The task: Restate the data below word for word, leaving nothing out.

(Given data Opens)

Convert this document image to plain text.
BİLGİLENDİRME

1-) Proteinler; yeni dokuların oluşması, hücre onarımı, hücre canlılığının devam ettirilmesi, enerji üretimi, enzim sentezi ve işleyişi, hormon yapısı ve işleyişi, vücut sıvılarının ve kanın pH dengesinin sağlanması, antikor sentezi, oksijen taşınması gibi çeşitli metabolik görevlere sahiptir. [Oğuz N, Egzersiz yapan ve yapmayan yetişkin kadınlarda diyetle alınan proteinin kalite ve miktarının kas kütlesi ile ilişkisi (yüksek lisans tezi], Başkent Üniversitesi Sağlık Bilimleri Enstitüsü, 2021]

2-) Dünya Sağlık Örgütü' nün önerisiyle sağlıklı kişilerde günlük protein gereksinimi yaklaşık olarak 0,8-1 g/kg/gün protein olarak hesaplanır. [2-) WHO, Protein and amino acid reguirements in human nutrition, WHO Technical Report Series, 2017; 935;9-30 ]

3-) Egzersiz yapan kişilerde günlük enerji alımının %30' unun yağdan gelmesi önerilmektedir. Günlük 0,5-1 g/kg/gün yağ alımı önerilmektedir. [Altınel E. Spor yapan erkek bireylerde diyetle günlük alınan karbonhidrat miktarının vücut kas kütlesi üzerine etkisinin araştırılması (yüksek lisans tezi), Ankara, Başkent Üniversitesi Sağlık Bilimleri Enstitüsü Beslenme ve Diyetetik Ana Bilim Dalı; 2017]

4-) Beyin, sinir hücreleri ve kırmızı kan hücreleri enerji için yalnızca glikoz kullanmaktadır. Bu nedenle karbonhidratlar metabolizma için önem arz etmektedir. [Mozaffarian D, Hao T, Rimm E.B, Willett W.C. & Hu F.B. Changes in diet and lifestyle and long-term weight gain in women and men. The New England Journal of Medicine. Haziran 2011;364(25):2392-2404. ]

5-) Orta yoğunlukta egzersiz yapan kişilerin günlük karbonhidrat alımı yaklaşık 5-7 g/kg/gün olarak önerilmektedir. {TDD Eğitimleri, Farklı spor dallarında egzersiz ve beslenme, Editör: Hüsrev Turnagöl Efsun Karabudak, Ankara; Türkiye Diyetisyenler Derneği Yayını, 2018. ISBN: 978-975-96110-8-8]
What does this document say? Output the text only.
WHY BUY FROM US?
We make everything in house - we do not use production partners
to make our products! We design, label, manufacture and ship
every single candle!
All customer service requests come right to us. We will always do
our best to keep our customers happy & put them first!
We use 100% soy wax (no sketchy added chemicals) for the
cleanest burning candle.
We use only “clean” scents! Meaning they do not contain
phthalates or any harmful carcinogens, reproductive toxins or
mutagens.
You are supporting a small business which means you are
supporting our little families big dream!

(Given data Closes)

Expected answer:
Convert this document image to plain text.
BİLGİLENDİRME

1-) Proteinler; yeni dokuların oluşması, hücre onarımı, hücre canlılığının devam ettirilmesi, enerji üretimi, enzim sentezi ve işleyişi, hormon yapısı ve işleyişi, vücut sıvılarının ve kanın pH dengesinin sağlanması, antikor sentezi, oksijen taşınması gibi çeşitli metabolik görevlere sahiptir. [Oğuz N, Egzersiz yapan ve yapmayan yetişkin kadınlarda diyetle alınan proteinin kalite ve miktarının kas kütlesi ile ilişkisi (yüksek lisans tezi], Başkent Üniversitesi Sağlık Bilimleri Enstitüsü, 2021]

2-) Dünya Sağlık Örgütü' nün önerisiyle sağlıklı kişilerde günlük protein gereksinimi yaklaşık olarak 0,8-1 g/kg/gün protein olarak hesaplanır. [2-) WHO, Protein and amino acid reguirements in human nutrition, WHO Technical Report Series, 2017; 935;9-30 ]

3-) Egzersiz yapan kişilerde günlük enerji alımının %30' unun yağdan gelmesi önerilmektedir. Günlük 0,5-1 g/kg/gün yağ alımı önerilmektedir. [Altınel E. Spor yapan erkek bireylerde diyetle günlük alınan karbonhidrat miktarının vücut kas kütlesi üzerine etkisinin araştırılması (yüksek lisans tezi), Ankara, Başkent Üniversitesi Sağlık Bilimleri Enstitüsü Beslenme ve Diyetetik Ana Bilim Dalı; 2017]

4-) Beyin, sinir hücreleri ve kırmızı kan hücreleri enerji için yalnızca glikoz kullanmaktadır. Bu nedenle karbonhidratlar metabolizma için önem arz etmektedir. [Mozaffarian D, Hao T, Rimm E.B, Willett W.C. & Hu F.B. Changes in diet and lifestyle and long-term weight gain in women and men. The New England Journal of Medicine. Haziran 2011;364(25):2392-2404. ]

5-) Orta yoğunlukta egzersiz yapan kişilerin günlük karbonhidrat alımı yaklaşık 5-7 g/kg/gün olarak önerilmektedir. {TDD Eğitimleri, Farklı spor dallarında egzersiz ve beslenme, Editör: Hüsrev Turnagöl Efsun Karabudak, Ankara; Türkiye Diyetisyenler Derneği Yayını, 2018. ISBN: 978-975-96110-8-8]
What does this document say? Output the text only.
WHY BUY FROM US?
We make everything in house - we do not use production partners
to make our products! We design, label, manufacture and ship
every single candle!
All customer service requests come right to us. We will always do
our best to keep our customers happy & put them first!
We use 100% soy wax (no sketchy added chemicals) for the
cleanest burning candle.
We use only “clean” scents! Meaning they do not contain
phthalates or any harmful carcinogens, reproductive toxins or
mutagens.
You are supporting a small business which means you are
supporting our little families big dream!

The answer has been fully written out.